[Dataset entries]
-- start --
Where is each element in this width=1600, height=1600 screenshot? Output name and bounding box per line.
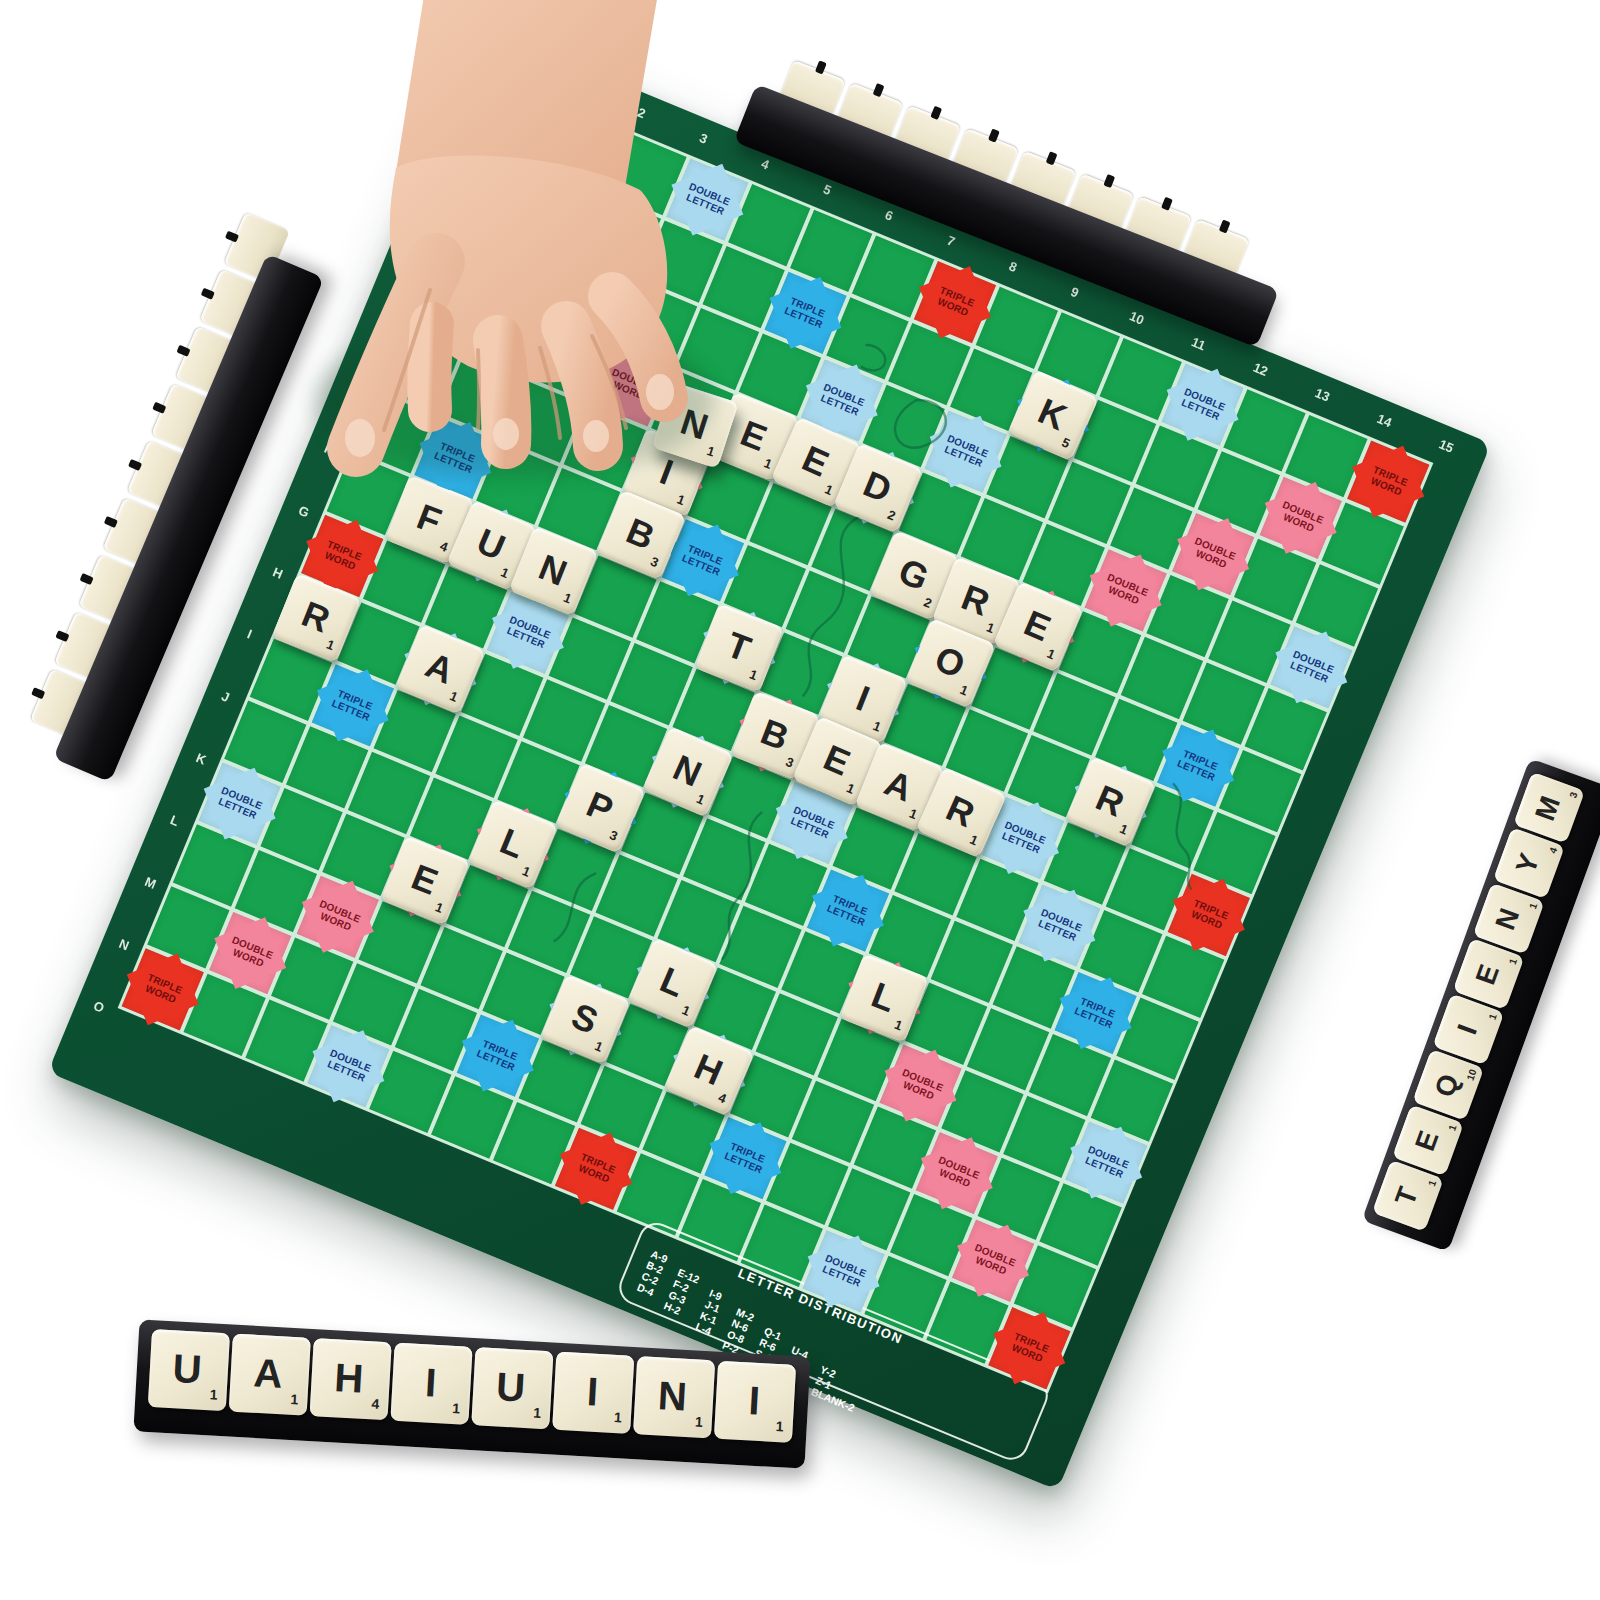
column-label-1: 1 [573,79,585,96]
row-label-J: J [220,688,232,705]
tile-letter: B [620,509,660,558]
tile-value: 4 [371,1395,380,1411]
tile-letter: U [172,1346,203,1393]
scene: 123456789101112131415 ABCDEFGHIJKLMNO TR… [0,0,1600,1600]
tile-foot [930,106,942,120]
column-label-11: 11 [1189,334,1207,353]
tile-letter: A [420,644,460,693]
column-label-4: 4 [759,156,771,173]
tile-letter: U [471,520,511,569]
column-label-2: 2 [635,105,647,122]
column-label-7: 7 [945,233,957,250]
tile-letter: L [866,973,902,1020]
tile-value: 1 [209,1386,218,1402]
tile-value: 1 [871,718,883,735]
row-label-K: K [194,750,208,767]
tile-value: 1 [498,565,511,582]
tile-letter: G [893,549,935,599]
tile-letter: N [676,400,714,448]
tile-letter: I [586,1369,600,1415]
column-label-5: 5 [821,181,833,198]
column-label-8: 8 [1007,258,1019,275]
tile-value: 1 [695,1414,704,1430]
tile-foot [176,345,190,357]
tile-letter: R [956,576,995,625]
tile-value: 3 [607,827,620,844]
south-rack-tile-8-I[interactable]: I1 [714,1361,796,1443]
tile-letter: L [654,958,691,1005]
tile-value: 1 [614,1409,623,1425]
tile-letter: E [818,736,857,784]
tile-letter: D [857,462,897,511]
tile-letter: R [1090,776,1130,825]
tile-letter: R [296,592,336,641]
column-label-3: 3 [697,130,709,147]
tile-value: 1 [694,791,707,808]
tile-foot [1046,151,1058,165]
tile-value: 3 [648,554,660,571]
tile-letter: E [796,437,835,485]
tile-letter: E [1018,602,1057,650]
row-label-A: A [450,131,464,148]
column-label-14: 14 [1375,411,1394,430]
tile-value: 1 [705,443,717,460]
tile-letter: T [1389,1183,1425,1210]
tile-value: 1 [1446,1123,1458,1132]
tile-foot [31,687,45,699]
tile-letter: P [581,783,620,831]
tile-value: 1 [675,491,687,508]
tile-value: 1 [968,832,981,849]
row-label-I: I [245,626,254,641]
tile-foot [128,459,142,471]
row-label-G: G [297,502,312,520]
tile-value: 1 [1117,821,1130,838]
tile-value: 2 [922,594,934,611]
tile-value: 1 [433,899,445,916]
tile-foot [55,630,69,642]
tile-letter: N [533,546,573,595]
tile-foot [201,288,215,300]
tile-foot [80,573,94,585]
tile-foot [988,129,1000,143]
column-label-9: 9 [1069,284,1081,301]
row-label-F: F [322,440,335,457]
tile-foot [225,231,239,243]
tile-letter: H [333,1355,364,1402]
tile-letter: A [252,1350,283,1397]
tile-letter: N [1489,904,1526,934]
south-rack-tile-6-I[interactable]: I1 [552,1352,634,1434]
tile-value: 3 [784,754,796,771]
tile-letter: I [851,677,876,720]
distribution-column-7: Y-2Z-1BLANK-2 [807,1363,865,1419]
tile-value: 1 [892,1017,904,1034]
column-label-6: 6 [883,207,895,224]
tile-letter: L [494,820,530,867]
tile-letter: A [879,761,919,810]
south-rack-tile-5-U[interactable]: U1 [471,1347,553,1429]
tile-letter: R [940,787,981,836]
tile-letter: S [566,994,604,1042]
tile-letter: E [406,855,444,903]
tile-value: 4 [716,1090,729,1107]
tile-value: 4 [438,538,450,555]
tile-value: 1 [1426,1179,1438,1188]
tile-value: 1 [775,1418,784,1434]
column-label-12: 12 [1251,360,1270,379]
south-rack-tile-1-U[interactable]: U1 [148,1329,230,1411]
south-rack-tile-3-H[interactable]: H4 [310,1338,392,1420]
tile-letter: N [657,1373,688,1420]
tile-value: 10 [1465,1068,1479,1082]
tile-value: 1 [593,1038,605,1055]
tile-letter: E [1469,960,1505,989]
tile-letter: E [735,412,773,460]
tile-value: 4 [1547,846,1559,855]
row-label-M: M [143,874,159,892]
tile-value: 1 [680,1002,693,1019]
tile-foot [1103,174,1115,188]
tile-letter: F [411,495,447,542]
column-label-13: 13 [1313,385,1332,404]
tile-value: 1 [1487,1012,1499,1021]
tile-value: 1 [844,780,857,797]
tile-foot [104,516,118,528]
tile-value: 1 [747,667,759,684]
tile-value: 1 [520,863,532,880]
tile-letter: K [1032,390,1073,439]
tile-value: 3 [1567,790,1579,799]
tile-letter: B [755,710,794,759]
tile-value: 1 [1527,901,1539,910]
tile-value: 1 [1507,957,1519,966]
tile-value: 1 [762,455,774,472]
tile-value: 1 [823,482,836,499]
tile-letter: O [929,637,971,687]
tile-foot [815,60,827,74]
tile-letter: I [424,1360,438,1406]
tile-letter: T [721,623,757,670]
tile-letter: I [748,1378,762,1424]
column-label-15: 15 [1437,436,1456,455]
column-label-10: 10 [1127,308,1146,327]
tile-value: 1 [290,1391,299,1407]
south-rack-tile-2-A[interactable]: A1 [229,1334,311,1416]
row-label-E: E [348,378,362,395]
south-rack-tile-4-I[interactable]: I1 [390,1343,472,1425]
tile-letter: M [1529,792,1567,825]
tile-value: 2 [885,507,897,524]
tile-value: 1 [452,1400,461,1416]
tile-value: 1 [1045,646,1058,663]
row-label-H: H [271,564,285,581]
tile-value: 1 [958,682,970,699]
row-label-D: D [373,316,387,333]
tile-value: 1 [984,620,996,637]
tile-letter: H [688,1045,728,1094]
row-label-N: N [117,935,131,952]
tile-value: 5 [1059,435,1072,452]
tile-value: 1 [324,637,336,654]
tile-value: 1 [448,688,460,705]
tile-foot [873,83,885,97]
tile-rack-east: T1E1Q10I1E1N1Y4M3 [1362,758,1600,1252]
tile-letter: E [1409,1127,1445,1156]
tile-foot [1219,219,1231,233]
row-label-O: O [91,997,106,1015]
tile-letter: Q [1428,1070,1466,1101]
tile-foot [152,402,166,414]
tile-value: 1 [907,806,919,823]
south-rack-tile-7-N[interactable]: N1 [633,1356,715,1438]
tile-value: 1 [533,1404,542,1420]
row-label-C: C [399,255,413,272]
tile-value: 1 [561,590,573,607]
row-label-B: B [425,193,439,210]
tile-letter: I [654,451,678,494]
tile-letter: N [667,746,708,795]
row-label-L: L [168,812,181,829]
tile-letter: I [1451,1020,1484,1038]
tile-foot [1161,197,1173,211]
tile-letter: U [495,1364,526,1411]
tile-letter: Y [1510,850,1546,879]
-- end --
Goal →
Format every line of all the items above as a single numbered list, omitting blank lines and excluding the pictures.

Problem solution →
1. Where is each element in this width=1600, height=1600 screenshot? Output name and bounding box per line.
2. column-label-1: 1 [573,79,585,96]
3. row-label-J: J [220,688,232,705]
4. tile-letter: B [620,509,660,558]
5. tile-value: 4 [371,1395,380,1411]
6. tile-letter: U [172,1346,203,1393]
7. scene: 123456789101112131415 ABCDEFGHIJKLMNO TR… [0,0,1600,1600]
8. tile-foot [930,106,942,120]
9. column-label-11: 11 [1189,334,1207,353]
10. tile-letter: A [420,644,460,693]
11. column-label-4: 4 [759,156,771,173]
12. tile-letter: U [471,520,511,569]
13. column-label-2: 2 [635,105,647,122]
14. column-label-7: 7 [945,233,957,250]
15. tile-letter: L [866,973,902,1020]
16. tile-value: 1 [209,1386,218,1402]
17. tile-value: 1 [871,718,883,735]
18. row-label-K: K [194,750,208,767]
19. tile-value: 1 [498,565,511,582]
20. tile-letter: G [893,549,935,599]
21. tile-letter: N [676,400,714,448]
22. tile-letter: I [586,1369,600,1415]
23. column-label-5: 5 [821,181,833,198]
24. column-label-8: 8 [1007,258,1019,275]
25. tile-value: 1 [695,1414,704,1430]
26. tile-foot [176,345,190,357]
27. tile-letter: R [956,576,995,625]
28. tile-value: 3 [607,827,620,844]
29. south-rack-tile-8-I[interactable]: I1 [714,1361,796,1443]
30. tile-letter: L [654,958,691,1005]
31. tile-value: 1 [614,1409,623,1425]
32. tile-letter: E [818,736,857,784]
33. tile-letter: D [857,462,897,511]
34. tile-letter: R [1090,776,1130,825]
35. tile-letter: R [296,592,336,641]
36. column-label-3: 3 [697,130,709,147]
37. tile-value: 1 [694,791,707,808]
38. tile-foot [1046,151,1058,165]
39. tile-value: 3 [648,554,660,571]
40. tile-letter: E [796,437,835,485]
41. tile-letter: E [1018,602,1057,650]
42. row-label-A: A [450,131,464,148]
43. column-label-14: 14 [1375,411,1394,430]
44. tile-value: 1 [705,443,717,460]
45. tile-letter: T [1389,1183,1425,1210]
46. tile-value: 1 [1446,1123,1458,1132]
47. tile-foot [31,687,45,699]
48. tile-letter: P [581,783,620,831]
49. tile-value: 1 [675,491,687,508]
50. tile-value: 1 [968,832,981,849]
51. row-label-I: I [245,626,254,641]
52. tile-foot [128,459,142,471]
53. row-label-G: G [297,502,312,520]
54. tile-value: 1 [1117,821,1130,838]
55. tile-value: 2 [922,594,934,611]
56. tile-value: 1 [433,899,445,916]
57. tile-foot [55,630,69,642]
58. tile-letter: N [533,546,573,595]
59. tile-foot [201,288,215,300]
60. tile-foot [80,573,94,585]
61. tile-foot [988,129,1000,143]
62. column-label-9: 9 [1069,284,1081,301]
63. row-label-F: F [322,440,335,457]
64. tile-foot [225,231,239,243]
65. tile-letter: H [333,1355,364,1402]
66. tile-letter: A [252,1350,283,1397]
67. tile-letter: N [1489,904,1526,934]
68. south-rack-tile-6-I[interactable]: I1 [552,1352,634,1434]
69. tile-value: 3 [784,754,796,771]
70. tile-letter: I [851,677,876,720]
71. distribution-column-7: Y-2Z-1BLANK-2 [807,1363,865,1419]
72. tile-value: 1 [892,1017,904,1034]
73. column-label-6: 6 [883,207,895,224]
74. tile-letter: L [494,820,530,867]
75. tile-letter: A [879,761,919,810]
76. south-rack-tile-5-U[interactable]: U1 [471,1347,553,1429]
77. tile-letter: R [940,787,981,836]
78. tile-letter: S [566,994,604,1042]
79. tile-letter: E [406,855,444,903]
80. tile-value: 4 [716,1090,729,1107]
81. tile-value: 4 [438,538,450,555]
82. tile-value: 1 [1426,1179,1438,1188]
83. tile-value: 1 [775,1418,784,1434]
84. column-label-12: 12 [1251,360,1270,379]
85. south-rack-tile-1-U[interactable]: U1 [148,1329,230,1411]
86. south-rack-tile-3-H[interactable]: H4 [310,1338,392,1420]
87. tile-letter: N [657,1373,688,1420]
88. tile-value: 10 [1465,1068,1479,1082]
89. tile-value: 1 [593,1038,605,1055]
90. tile-letter: E [1469,960,1505,989]
91. tile-letter: E [735,412,773,460]
92. tile-value: 4 [1547,846,1559,855]
93. row-label-M: M [143,874,159,892]
94. tile-value: 1 [680,1002,693,1019]
95. tile-foot [1103,174,1115,188]
96. tile-letter: F [411,495,447,542]
97. column-label-13: 13 [1313,385,1332,404]
98. tile-value: 1 [1487,1012,1499,1021]
99. tile-value: 1 [844,780,857,797]
100. tile-foot [104,516,118,528]
101. tile-value: 1 [747,667,759,684]
102. tile-value: 1 [520,863,532,880]
103. tile-letter: K [1032,390,1073,439]
104. tile-value: 3 [1567,790,1579,799]
105. tile-letter: B [755,710,794,759]
106. tile-value: 1 [1527,901,1539,910]
107. tile-value: 1 [1507,957,1519,966]
108. tile-value: 1 [762,455,774,472]
109. tile-value: 1 [823,482,836,499]
110. tile-letter: O [929,637,971,687]
111. tile-foot [815,60,827,74]
112. tile-letter: I [424,1360,438,1406]
113. tile-letter: T [721,623,757,670]
114. tile-letter: I [748,1378,762,1424]
115. column-label-15: 15 [1437,436,1456,455]
116. column-label-10: 10 [1127,308,1146,327]
117. tile-value: 1 [290,1391,299,1407]
118. south-rack-tile-2-A[interactable]: A1 [229,1334,311,1416]
119. row-label-E: E [348,378,362,395]
120. south-rack-tile-4-I[interactable]: I1 [390,1343,472,1425]
121. tile-letter: M [1529,792,1567,825]
122. tile-value: 2 [885,507,897,524]
123. tile-value: 1 [452,1400,461,1416]
124. tile-value: 1 [1045,646,1058,663]
125. row-label-H: H [271,564,285,581]
126. tile-value: 1 [958,682,970,699]
127. row-label-D: D [373,316,387,333]
128. tile-value: 1 [984,620,996,637]
129. tile-letter: H [688,1045,728,1094]
130. row-label-N: N [117,935,131,952]
131. tile-value: 5 [1059,435,1072,452]
132. tile-value: 1 [324,637,336,654]
133. tile-value: 1 [448,688,460,705]
134. tile-foot [873,83,885,97]
135. tile-rack-east: T1E1Q10I1E1N1Y4M3 [1362,758,1600,1252]
136. tile-letter: E [1409,1127,1445,1156]
137. tile-foot [1219,219,1231,233]
138. row-label-O: O [91,997,106,1015]
139. tile-letter: Q [1428,1070,1466,1101]
140. tile-foot [152,402,166,414]
141. tile-value: 1 [907,806,919,823]
142. south-rack-tile-7-N[interactable]: N1 [633,1356,715,1438]
143. tile-value: 1 [533,1404,542,1420]
144. row-label-C: C [399,255,413,272]
145. tile-value: 1 [561,590,573,607]
146. row-label-B: B [425,193,439,210]
147. tile-letter: I [654,451,678,494]
148. tile-letter: N [667,746,708,795]
149. row-label-L: L [168,812,181,829]
150. tile-letter: I [1451,1020,1484,1038]
151. tile-foot [1161,197,1173,211]
152. tile-letter: U [495,1364,526,1411]
153. tile-letter: Y [1510,850,1546,879]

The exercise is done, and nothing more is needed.